#### INPUT ROWS ####

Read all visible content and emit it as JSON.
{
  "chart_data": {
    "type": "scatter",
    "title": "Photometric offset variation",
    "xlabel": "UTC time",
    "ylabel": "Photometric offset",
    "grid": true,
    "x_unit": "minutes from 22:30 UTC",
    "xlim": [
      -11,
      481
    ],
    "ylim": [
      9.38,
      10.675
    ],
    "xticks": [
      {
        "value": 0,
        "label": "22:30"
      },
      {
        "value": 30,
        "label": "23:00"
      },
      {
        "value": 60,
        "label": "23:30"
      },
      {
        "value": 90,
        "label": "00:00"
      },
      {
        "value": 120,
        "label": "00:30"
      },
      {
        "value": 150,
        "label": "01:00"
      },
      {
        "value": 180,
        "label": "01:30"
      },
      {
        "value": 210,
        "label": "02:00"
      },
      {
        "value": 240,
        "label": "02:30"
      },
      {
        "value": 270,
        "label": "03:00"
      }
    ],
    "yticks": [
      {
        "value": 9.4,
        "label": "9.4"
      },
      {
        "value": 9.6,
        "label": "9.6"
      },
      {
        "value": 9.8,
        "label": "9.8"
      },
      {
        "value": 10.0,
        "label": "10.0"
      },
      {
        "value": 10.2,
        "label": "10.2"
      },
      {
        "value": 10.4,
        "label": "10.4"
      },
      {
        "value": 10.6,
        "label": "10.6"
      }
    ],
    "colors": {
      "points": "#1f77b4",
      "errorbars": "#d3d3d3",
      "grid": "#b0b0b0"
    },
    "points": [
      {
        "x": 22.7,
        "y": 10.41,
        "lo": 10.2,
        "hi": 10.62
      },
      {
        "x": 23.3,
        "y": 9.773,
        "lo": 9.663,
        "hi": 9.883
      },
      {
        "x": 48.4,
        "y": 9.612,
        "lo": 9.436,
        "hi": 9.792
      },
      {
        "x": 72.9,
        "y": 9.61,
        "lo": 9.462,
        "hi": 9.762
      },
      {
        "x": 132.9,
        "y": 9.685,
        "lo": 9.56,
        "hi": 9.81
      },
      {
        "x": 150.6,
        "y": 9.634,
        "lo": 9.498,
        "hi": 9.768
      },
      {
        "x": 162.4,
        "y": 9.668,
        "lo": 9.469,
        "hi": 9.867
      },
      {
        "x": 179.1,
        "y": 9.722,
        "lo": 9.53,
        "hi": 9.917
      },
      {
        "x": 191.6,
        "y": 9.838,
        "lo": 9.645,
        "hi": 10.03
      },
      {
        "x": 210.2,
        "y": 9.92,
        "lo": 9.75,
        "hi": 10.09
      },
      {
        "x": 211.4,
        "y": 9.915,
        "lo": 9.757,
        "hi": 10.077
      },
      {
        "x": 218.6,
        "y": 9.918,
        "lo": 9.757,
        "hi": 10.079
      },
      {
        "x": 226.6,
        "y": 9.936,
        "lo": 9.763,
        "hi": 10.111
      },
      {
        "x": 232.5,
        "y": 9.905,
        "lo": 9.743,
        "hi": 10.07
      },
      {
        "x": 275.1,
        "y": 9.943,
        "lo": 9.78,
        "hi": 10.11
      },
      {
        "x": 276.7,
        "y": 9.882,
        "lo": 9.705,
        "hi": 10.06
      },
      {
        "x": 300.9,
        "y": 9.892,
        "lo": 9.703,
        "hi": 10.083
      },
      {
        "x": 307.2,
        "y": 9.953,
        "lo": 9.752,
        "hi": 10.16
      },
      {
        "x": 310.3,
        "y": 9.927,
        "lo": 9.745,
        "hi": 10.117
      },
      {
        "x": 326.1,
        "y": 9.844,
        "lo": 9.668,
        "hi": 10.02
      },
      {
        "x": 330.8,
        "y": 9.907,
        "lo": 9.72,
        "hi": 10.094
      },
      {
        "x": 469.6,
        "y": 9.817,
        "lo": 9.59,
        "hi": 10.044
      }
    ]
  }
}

####

WHAT YOU ARE ASKED TO DO |
Reproduce each record exactly, leaving nothing out.

RESPONSE FOR THIS EXERCISE |
Read all visible content and emit it as JSON.
{
  "chart_data": {
    "type": "scatter",
    "title": "Photometric offset variation",
    "xlabel": "UTC time",
    "ylabel": "Photometric offset",
    "grid": true,
    "x_unit": "minutes from 22:30 UTC",
    "xlim": [
      -11,
      481
    ],
    "ylim": [
      9.38,
      10.675
    ],
    "xticks": [
      {
        "value": 0,
        "label": "22:30"
      },
      {
        "value": 30,
        "label": "23:00"
      },
      {
        "value": 60,
        "label": "23:30"
      },
      {
        "value": 90,
        "label": "00:00"
      },
      {
        "value": 120,
        "label": "00:30"
      },
      {
        "value": 150,
        "label": "01:00"
      },
      {
        "value": 180,
        "label": "01:30"
      },
      {
        "value": 210,
        "label": "02:00"
      },
      {
        "value": 240,
        "label": "02:30"
      },
      {
        "value": 270,
        "label": "03:00"
      }
    ],
    "yticks": [
      {
        "value": 9.4,
        "label": "9.4"
      },
      {
        "value": 9.6,
        "label": "9.6"
      },
      {
        "value": 9.8,
        "label": "9.8"
      },
      {
        "value": 10.0,
        "label": "10.0"
      },
      {
        "value": 10.2,
        "label": "10.2"
      },
      {
        "value": 10.4,
        "label": "10.4"
      },
      {
        "value": 10.6,
        "label": "10.6"
      }
    ],
    "colors": {
      "points": "#1f77b4",
      "errorbars": "#d3d3d3",
      "grid": "#b0b0b0"
    },
    "points": [
      {
        "x": 22.7,
        "y": 10.41,
        "lo": 10.2,
        "hi": 10.62
      },
      {
        "x": 23.3,
        "y": 9.773,
        "lo": 9.663,
        "hi": 9.883
      },
      {
        "x": 48.4,
        "y": 9.612,
        "lo": 9.436,
        "hi": 9.792
      },
      {
        "x": 72.9,
        "y": 9.61,
        "lo": 9.462,
        "hi": 9.762
      },
      {
        "x": 132.9,
        "y": 9.685,
        "lo": 9.56,
        "hi": 9.81
      },
      {
        "x": 150.6,
        "y": 9.634,
        "lo": 9.498,
        "hi": 9.768
      },
      {
        "x": 162.4,
        "y": 9.668,
        "lo": 9.469,
        "hi": 9.867
      },
      {
        "x": 179.1,
        "y": 9.722,
        "lo": 9.53,
        "hi": 9.917
      },
      {
        "x": 191.6,
        "y": 9.838,
        "lo": 9.645,
        "hi": 10.03
      },
      {
        "x": 210.2,
        "y": 9.92,
        "lo": 9.75,
        "hi": 10.09
      },
      {
        "x": 211.4,
        "y": 9.915,
        "lo": 9.757,
        "hi": 10.077
      },
      {
        "x": 218.6,
        "y": 9.918,
        "lo": 9.757,
        "hi": 10.079
      },
      {
        "x": 226.6,
        "y": 9.936,
        "lo": 9.763,
        "hi": 10.111
      },
      {
        "x": 232.5,
        "y": 9.905,
        "lo": 9.743,
        "hi": 10.07
      },
      {
        "x": 275.1,
        "y": 9.943,
        "lo": 9.78,
        "hi": 10.11
      },
      {
        "x": 276.7,
        "y": 9.882,
        "lo": 9.705,
        "hi": 10.06
      },
      {
        "x": 300.9,
        "y": 9.892,
        "lo": 9.703,
        "hi": 10.083
      },
      {
        "x": 307.2,
        "y": 9.953,
        "lo": 9.752,
        "hi": 10.16
      },
      {
        "x": 310.3,
        "y": 9.927,
        "lo": 9.745,
        "hi": 10.117
      },
      {
        "x": 326.1,
        "y": 9.844,
        "lo": 9.668,
        "hi": 10.02
      },
      {
        "x": 330.8,
        "y": 9.907,
        "lo": 9.72,
        "hi": 10.094
      },
      {
        "x": 469.6,
        "y": 9.817,
        "lo": 9.59,
        "hi": 10.044
      }
    ]
  }
}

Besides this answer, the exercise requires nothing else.